:: 分析文本 ::
——————————

集团总占地面积480亩，总部坐落于仁怀市坛厂名酒工业园区，公司现有职工1000余人，管理人员120余人，专家技术团队30余人。拥有6条国内先进全自动化包装线，流程从洗瓶、灌装、检验、压盖、系丝带、贴标、装箱打包，日产量可达到20万瓶（即3万箱），包装过程实行玻璃无菌房防尘、防护和检验操作，执行严格的品质把关。

——————————

:: 输入数据 ::
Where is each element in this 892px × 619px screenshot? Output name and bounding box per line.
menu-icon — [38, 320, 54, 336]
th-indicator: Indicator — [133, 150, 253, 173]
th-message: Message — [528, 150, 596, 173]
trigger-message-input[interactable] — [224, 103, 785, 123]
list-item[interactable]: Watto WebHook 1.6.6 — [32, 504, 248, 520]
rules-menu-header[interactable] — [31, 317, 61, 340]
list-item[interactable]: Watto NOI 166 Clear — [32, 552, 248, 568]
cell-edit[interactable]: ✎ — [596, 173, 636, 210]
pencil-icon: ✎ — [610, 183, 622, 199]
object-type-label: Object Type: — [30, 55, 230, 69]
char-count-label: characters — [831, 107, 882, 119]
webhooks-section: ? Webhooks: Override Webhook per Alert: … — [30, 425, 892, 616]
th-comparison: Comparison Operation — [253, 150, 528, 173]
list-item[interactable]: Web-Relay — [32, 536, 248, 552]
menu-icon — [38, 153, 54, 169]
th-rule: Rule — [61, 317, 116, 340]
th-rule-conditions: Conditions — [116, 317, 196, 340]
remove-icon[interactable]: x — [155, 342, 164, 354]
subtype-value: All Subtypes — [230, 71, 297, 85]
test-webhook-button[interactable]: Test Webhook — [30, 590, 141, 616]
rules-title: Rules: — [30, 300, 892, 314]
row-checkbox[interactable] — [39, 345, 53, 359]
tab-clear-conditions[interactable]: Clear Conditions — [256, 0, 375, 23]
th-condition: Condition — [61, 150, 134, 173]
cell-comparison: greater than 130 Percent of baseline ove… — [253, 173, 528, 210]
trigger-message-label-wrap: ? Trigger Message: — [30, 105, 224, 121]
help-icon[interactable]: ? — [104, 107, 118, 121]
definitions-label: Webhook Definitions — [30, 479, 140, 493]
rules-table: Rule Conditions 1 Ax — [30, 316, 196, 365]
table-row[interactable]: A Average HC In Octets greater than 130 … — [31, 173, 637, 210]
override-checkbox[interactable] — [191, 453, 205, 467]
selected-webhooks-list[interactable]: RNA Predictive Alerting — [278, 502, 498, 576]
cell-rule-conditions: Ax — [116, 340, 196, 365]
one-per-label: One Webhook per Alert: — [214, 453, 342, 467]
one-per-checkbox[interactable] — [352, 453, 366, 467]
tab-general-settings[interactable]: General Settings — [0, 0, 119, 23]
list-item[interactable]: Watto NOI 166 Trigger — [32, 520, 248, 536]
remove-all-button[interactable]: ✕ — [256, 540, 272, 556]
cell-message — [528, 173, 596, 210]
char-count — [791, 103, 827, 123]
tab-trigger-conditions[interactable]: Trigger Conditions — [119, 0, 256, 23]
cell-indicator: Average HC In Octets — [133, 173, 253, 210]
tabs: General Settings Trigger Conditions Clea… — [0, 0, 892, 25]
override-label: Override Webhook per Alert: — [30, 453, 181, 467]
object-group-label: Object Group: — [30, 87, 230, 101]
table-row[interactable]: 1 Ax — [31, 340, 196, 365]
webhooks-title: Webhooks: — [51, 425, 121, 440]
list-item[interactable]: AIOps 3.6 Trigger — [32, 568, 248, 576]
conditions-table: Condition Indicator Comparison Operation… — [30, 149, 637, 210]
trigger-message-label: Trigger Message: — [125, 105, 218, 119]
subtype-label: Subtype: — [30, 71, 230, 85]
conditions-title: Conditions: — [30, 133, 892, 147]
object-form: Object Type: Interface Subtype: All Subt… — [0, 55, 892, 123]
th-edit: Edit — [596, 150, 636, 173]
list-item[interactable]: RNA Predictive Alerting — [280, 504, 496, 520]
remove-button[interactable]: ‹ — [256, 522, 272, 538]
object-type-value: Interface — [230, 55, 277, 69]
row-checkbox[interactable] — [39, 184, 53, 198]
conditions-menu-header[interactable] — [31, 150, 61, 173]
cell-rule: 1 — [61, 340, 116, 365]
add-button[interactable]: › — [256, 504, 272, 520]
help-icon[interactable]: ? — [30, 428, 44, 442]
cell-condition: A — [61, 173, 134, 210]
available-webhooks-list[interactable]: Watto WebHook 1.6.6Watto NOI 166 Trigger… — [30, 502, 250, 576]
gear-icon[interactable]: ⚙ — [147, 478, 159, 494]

——————————

:: 练习题组 ::
[1] 请抄录分析文本中的一段：从含有“集团总占地面积480亩，总部”的字句开始，抄到“验操作，执行严格的品质把关。”为止。
[2] 按照分析文本，该集团包装线的日产量最高可达多少？

:: 各题答案 ::
[1]
集团总占地面积480亩，总部坐落于仁怀市坛厂名酒工业园区，公司现有职工1000余人，管理人员120余人，专家技术团队30余人。拥有6条国内先进全自动化包装线，流程从洗瓶、灌装、检验、压盖、系丝带、贴标、装箱打包，日产量可达到20万瓶（即3万箱），包装过程实行玻璃无菌房防尘、防护和检验操作，执行严格的品质把关。

[2] 日产量可达到20万瓶（即3万箱）。